* **Exercise directions**:
Give back the records below exactly, every one, with no pictures.

--- start of Recorded data ---

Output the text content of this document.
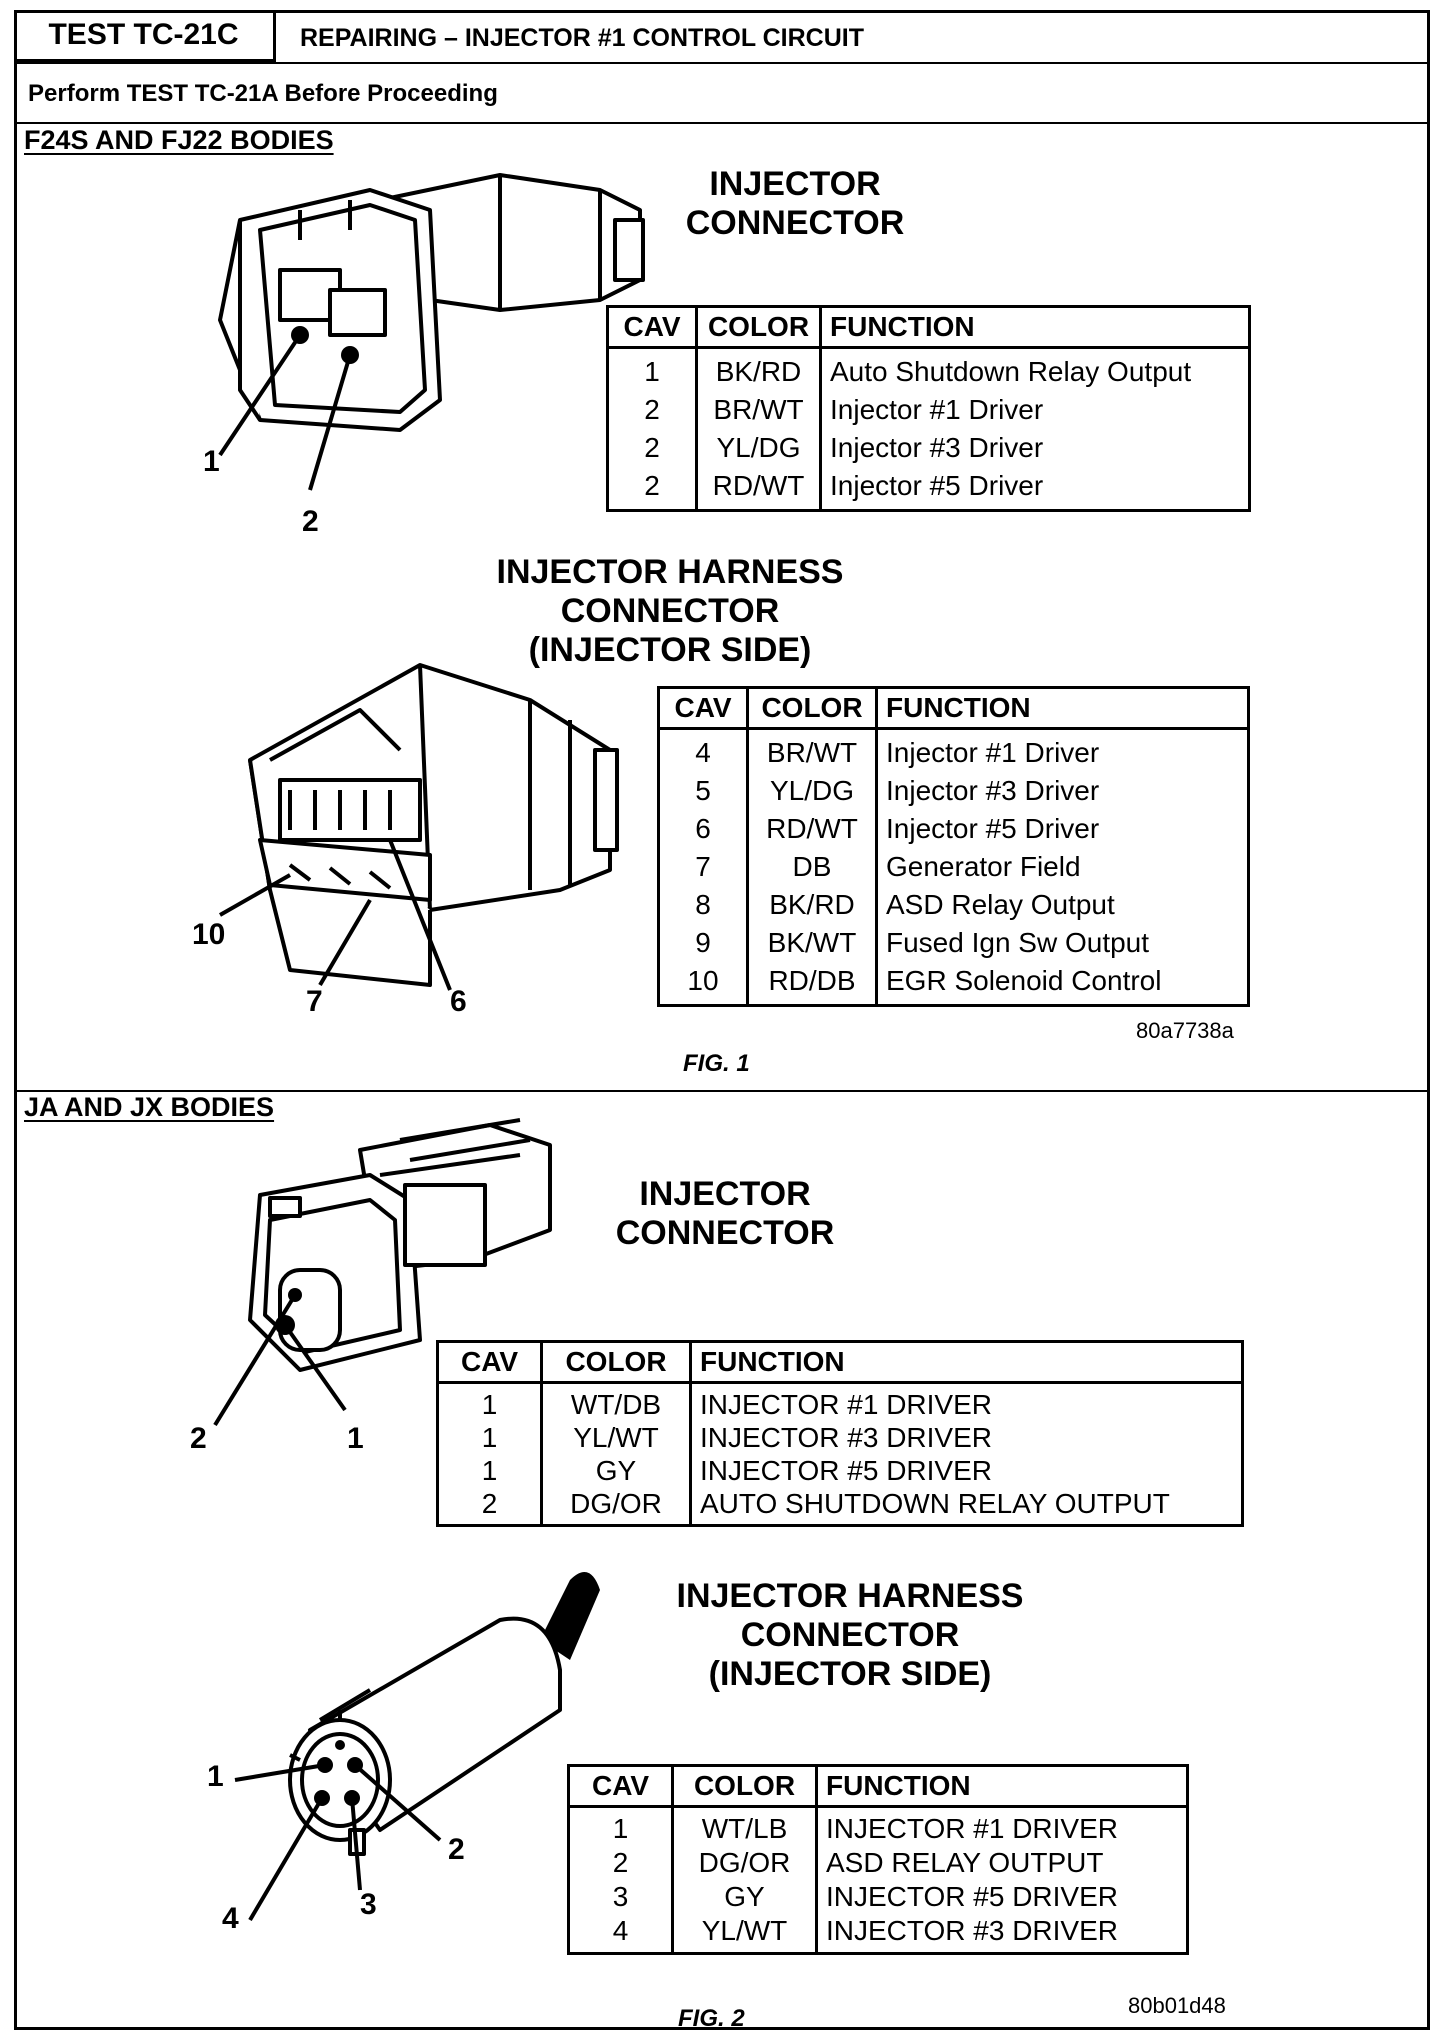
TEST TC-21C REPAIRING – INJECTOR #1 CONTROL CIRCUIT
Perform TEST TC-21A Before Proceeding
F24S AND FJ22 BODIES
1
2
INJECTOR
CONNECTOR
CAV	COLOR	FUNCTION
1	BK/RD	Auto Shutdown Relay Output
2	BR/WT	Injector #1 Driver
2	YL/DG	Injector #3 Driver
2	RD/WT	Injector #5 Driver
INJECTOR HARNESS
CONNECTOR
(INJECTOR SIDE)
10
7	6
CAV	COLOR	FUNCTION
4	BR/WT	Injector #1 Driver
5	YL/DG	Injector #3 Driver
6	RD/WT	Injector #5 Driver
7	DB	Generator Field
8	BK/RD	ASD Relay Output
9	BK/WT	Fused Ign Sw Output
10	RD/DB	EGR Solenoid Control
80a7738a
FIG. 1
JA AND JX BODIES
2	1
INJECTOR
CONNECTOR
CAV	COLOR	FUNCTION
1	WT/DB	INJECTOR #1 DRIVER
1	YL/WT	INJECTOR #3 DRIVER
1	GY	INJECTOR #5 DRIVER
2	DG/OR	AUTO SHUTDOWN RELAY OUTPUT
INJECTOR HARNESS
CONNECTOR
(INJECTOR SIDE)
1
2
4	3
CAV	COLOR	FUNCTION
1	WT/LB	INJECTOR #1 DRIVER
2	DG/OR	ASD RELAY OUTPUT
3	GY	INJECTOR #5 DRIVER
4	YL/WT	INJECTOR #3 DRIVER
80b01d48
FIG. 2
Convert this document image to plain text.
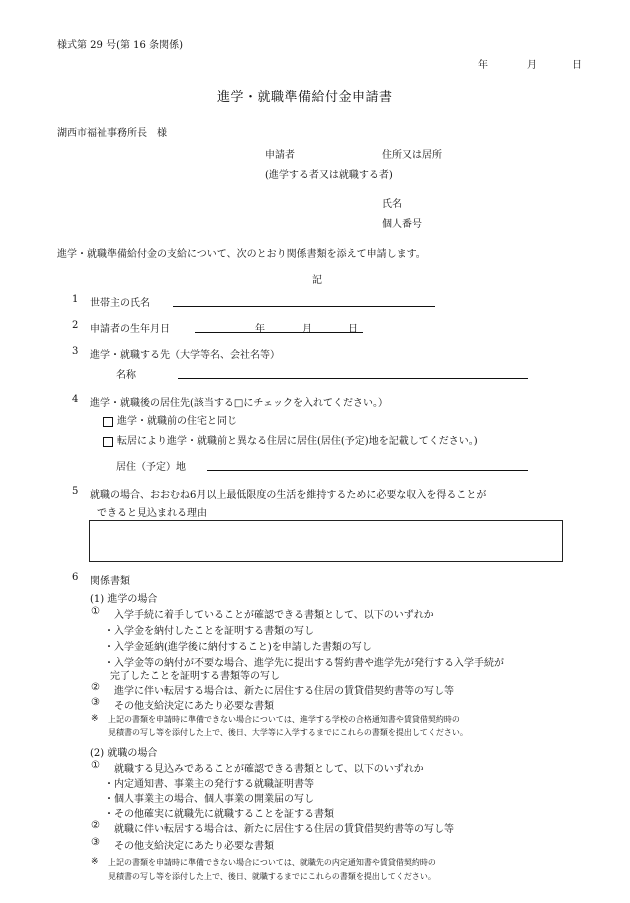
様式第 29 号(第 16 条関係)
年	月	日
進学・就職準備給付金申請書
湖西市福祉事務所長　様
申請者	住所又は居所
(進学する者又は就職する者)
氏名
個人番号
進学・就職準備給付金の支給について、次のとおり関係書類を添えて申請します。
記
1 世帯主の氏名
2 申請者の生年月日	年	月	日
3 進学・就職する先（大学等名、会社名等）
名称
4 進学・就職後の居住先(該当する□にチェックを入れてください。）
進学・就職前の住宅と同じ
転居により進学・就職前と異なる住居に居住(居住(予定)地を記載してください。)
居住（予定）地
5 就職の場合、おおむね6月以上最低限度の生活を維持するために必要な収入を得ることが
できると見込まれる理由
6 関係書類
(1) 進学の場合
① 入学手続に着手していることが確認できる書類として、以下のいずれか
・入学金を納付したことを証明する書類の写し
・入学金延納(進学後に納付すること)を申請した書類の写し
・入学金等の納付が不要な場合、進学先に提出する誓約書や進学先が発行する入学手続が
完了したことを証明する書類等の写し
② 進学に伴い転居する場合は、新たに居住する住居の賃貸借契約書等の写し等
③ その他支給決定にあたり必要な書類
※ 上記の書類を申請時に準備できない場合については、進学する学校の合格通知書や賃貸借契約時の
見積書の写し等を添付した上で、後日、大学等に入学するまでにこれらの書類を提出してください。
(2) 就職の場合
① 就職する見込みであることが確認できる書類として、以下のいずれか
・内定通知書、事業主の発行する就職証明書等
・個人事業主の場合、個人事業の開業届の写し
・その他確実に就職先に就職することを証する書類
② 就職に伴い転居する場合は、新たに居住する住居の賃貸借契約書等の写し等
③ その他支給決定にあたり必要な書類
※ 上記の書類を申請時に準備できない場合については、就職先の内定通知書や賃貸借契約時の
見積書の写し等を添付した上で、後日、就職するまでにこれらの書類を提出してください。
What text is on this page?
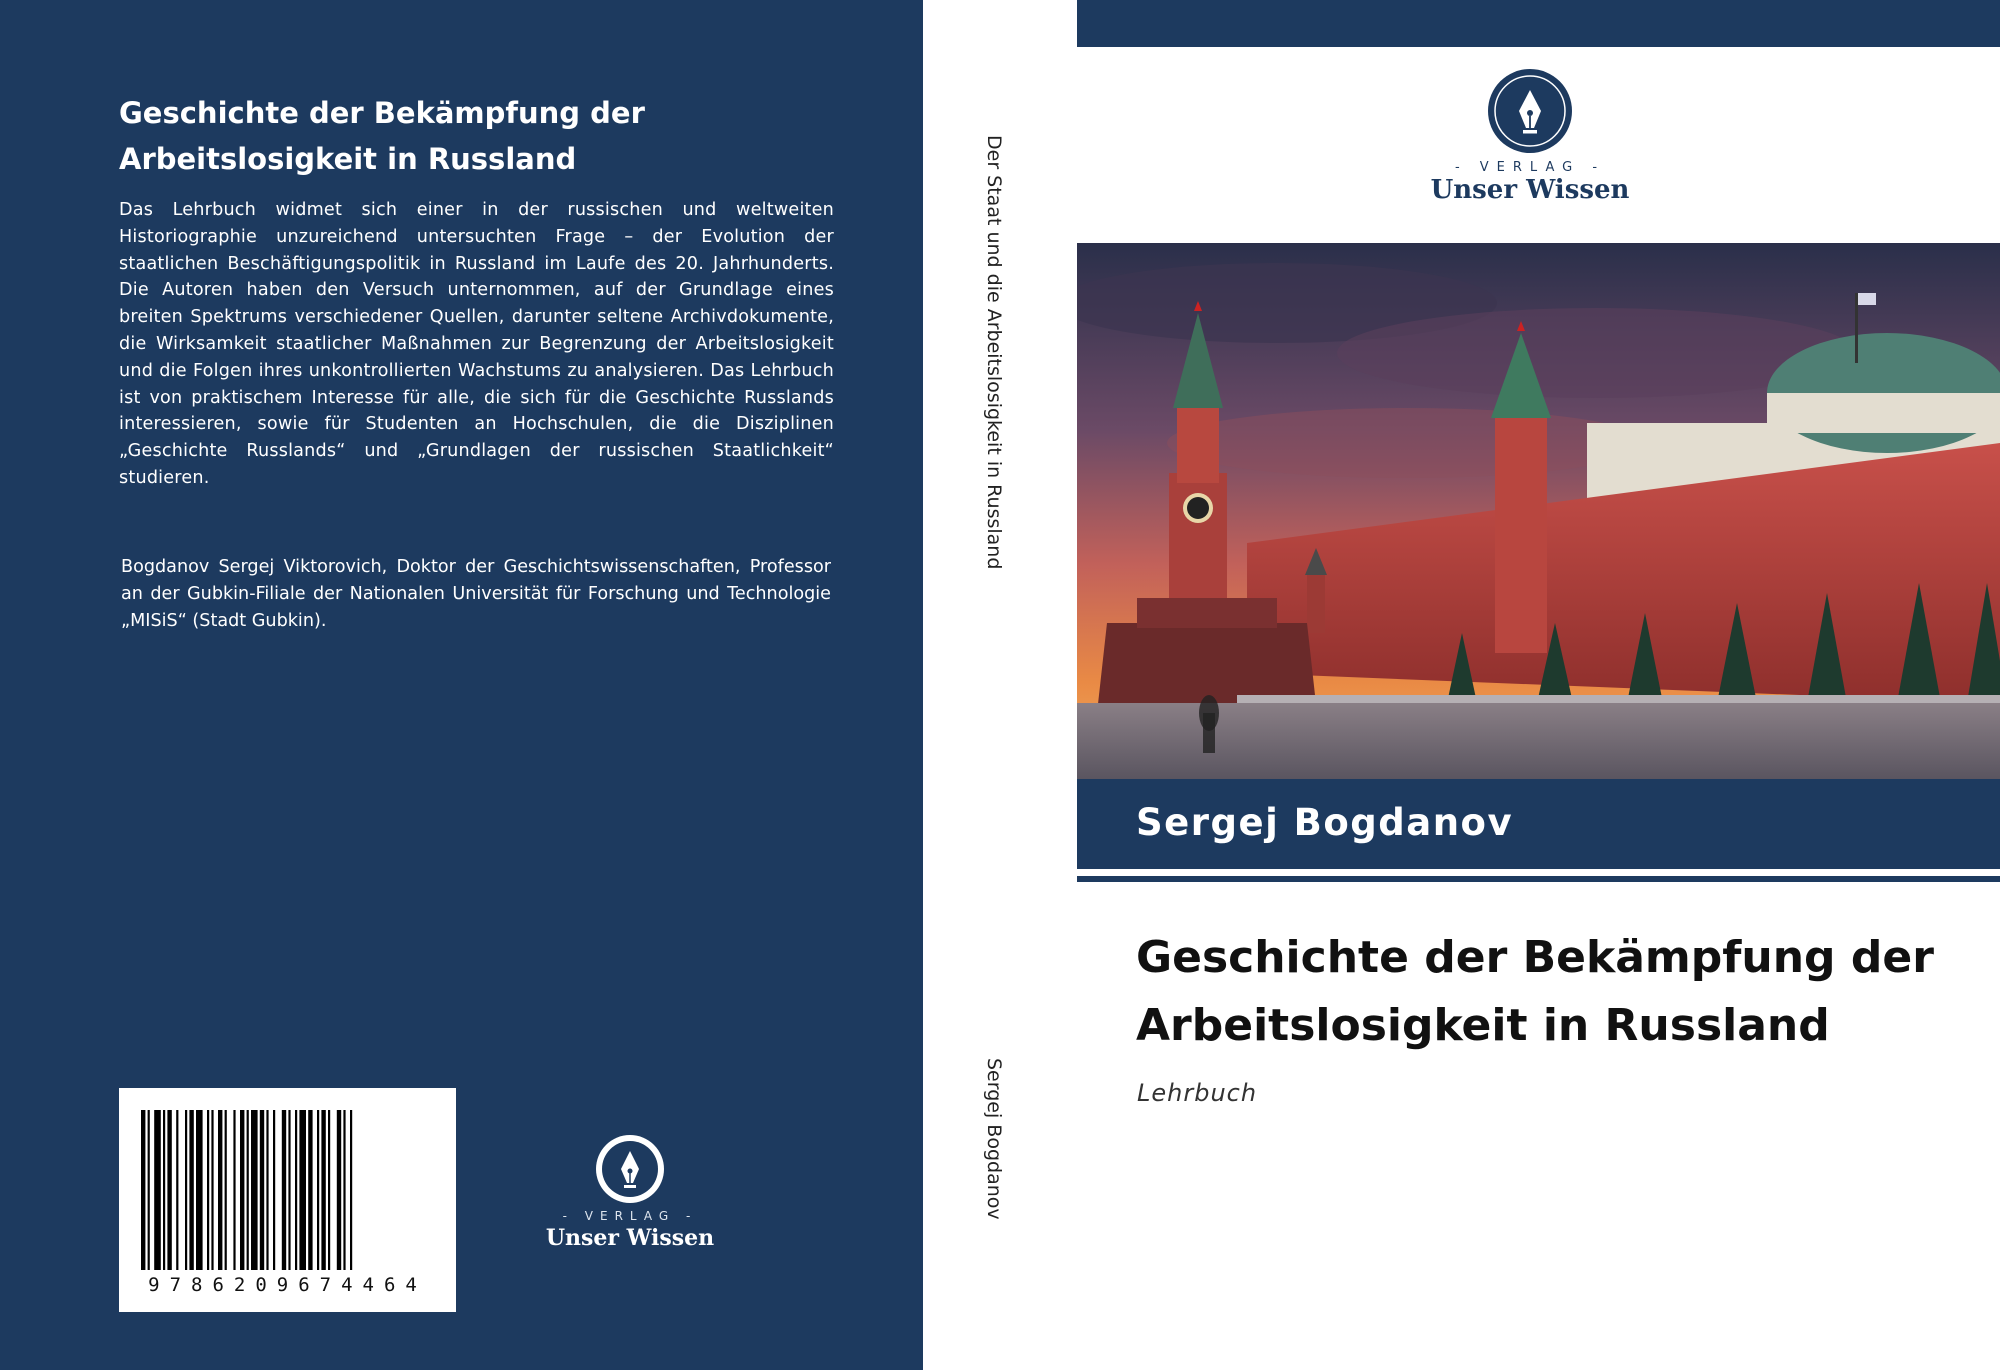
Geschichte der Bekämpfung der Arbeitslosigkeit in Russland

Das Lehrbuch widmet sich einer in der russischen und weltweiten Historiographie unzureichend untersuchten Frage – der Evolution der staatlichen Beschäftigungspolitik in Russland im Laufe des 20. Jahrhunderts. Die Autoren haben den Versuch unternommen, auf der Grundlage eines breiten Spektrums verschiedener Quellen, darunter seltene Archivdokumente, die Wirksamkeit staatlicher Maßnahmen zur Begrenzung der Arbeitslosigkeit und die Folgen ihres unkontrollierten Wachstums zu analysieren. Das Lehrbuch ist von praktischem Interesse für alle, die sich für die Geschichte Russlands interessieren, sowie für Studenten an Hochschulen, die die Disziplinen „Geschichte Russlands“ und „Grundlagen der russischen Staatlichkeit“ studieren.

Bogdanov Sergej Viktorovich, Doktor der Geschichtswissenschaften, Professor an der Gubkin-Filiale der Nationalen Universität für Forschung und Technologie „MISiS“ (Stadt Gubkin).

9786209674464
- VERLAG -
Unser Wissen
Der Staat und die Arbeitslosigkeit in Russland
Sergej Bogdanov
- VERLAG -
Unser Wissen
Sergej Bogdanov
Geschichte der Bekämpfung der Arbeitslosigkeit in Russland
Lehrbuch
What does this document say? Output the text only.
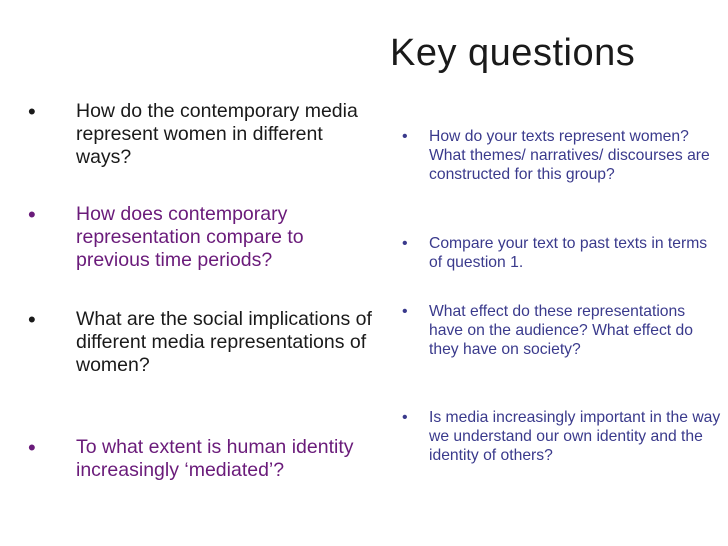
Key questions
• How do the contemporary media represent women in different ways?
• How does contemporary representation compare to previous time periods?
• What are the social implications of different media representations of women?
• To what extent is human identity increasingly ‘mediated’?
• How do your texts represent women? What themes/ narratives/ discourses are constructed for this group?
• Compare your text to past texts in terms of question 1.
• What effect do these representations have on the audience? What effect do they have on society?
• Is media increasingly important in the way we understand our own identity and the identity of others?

--- end of Recorded data ---

* **Exercise solution**:
Output the text content of this document.
TEST TC-21C REPAIRING – INJECTOR #1 CONTROL CIRCUIT
Perform TEST TC-21A Before Proceeding
F24S AND FJ22 BODIES
1
2
INJECTOR
CONNECTOR
CAV	COLOR	FUNCTION
1	BK/RD	Auto Shutdown Relay Output
2	BR/WT	Injector #1 Driver
2	YL/DG	Injector #3 Driver
2	RD/WT	Injector #5 Driver
INJECTOR HARNESS
CONNECTOR
(INJECTOR SIDE)
10
7	6
CAV	COLOR	FUNCTION
4	BR/WT	Injector #1 Driver
5	YL/DG	Injector #3 Driver
6	RD/WT	Injector #5 Driver
7	DB	Generator Field
8	BK/RD	ASD Relay Output
9	BK/WT	Fused Ign Sw Output
10	RD/DB	EGR Solenoid Control
80a7738a
FIG. 1
JA AND JX BODIES
2	1
INJECTOR
CONNECTOR
CAV	COLOR	FUNCTION
1	WT/DB	INJECTOR #1 DRIVER
1	YL/WT	INJECTOR #3 DRIVER
1	GY	INJECTOR #5 DRIVER
2	DG/OR	AUTO SHUTDOWN RELAY OUTPUT
INJECTOR HARNESS
CONNECTOR
(INJECTOR SIDE)
1
2
4	3
CAV	COLOR	FUNCTION
1	WT/LB	INJECTOR #1 DRIVER
2	DG/OR	ASD RELAY OUTPUT
3	GY	INJECTOR #5 DRIVER
4	YL/WT	INJECTOR #3 DRIVER
80b01d48
FIG. 2
Convert this document image to plain text.
様式第 29 号(第 16 条関係)
年	月	日
進学・就職準備給付金申請書
湖西市福祉事務所長　様
申請者	住所又は居所
(進学する者又は就職する者)
氏名
個人番号
進学・就職準備給付金の支給について、次のとおり関係書類を添えて申請します。
記
1 世帯主の氏名
2 申請者の生年月日	年	月	日
3 進学・就職する先（大学等名、会社名等）
名称
4 進学・就職後の居住先(該当する□にチェックを入れてください。）
進学・就職前の住宅と同じ
転居により進学・就職前と異なる住居に居住(居住(予定)地を記載してください。)
居住（予定）地
5 就職の場合、おおむね6月以上最低限度の生活を維持するために必要な収入を得ることが
できると見込まれる理由
6 関係書類
(1) 進学の場合
① 入学手続に着手していることが確認できる書類として、以下のいずれか
・入学金を納付したことを証明する書類の写し
・入学金延納(進学後に納付すること)を申請した書類の写し
・入学金等の納付が不要な場合、進学先に提出する誓約書や進学先が発行する入学手続が
完了したことを証明する書類等の写し
② 進学に伴い転居する場合は、新たに居住する住居の賃貸借契約書等の写し等
③ その他支給決定にあたり必要な書類
※ 上記の書類を申請時に準備できない場合については、進学する学校の合格通知書や賃貸借契約時の
見積書の写し等を添付した上で、後日、大学等に入学するまでにこれらの書類を提出してください。
(2) 就職の場合
① 就職する見込みであることが確認できる書類として、以下のいずれか
・内定通知書、事業主の発行する就職証明書等
・個人事業主の場合、個人事業の開業届の写し
・その他確実に就職先に就職することを証する書類
② 就職に伴い転居する場合は、新たに居住する住居の賃貸借契約書等の写し等
③ その他支給決定にあたり必要な書類
※ 上記の書類を申請時に準備できない場合については、就職先の内定通知書や賃貸借契約時の
見積書の写し等を添付した上で、後日、就職するまでにこれらの書類を提出してください。
What text is on this page?
Geschichte der Bekämpfung der Arbeitslosigkeit in Russland

Das Lehrbuch widmet sich einer in der russischen und weltweiten Historiographie unzureichend untersuchten Frage – der Evolution der staatlichen Beschäftigungspolitik in Russland im Laufe des 20. Jahrhunderts. Die Autoren haben den Versuch unternommen, auf der Grundlage eines breiten Spektrums verschiedener Quellen, darunter seltene Archivdokumente, die Wirksamkeit staatlicher Maßnahmen zur Begrenzung der Arbeitslosigkeit und die Folgen ihres unkontrollierten Wachstums zu analysieren. Das Lehrbuch ist von praktischem Interesse für alle, die sich für die Geschichte Russlands interessieren, sowie für Studenten an Hochschulen, die die Disziplinen „Geschichte Russlands“ und „Grundlagen der russischen Staatlichkeit“ studieren.

Bogdanov Sergej Viktorovich, Doktor der Geschichtswissenschaften, Professor an der Gubkin-Filiale der Nationalen Universität für Forschung und Technologie „MISiS“ (Stadt Gubkin).

9786209674464
- VERLAG -
Unser Wissen
Der Staat und die Arbeitslosigkeit in Russland
Sergej Bogdanov
- VERLAG -
Unser Wissen
Sergej Bogdanov
Geschichte der Bekämpfung der Arbeitslosigkeit in Russland
Lehrbuch
What does this document say? Output the text only.
Key questions
• How do the contemporary media represent women in different ways?
• How does contemporary representation compare to previous time periods?
• What are the social implications of different media representations of women?
• To what extent is human identity increasingly ‘mediated’?
• How do your texts represent women? What themes/ narratives/ discourses are constructed for this group?
• Compare your text to past texts in terms of question 1.
• What effect do these representations have on the audience? What effect do they have on society?
• Is media increasingly important in the way we understand our own identity and the identity of others?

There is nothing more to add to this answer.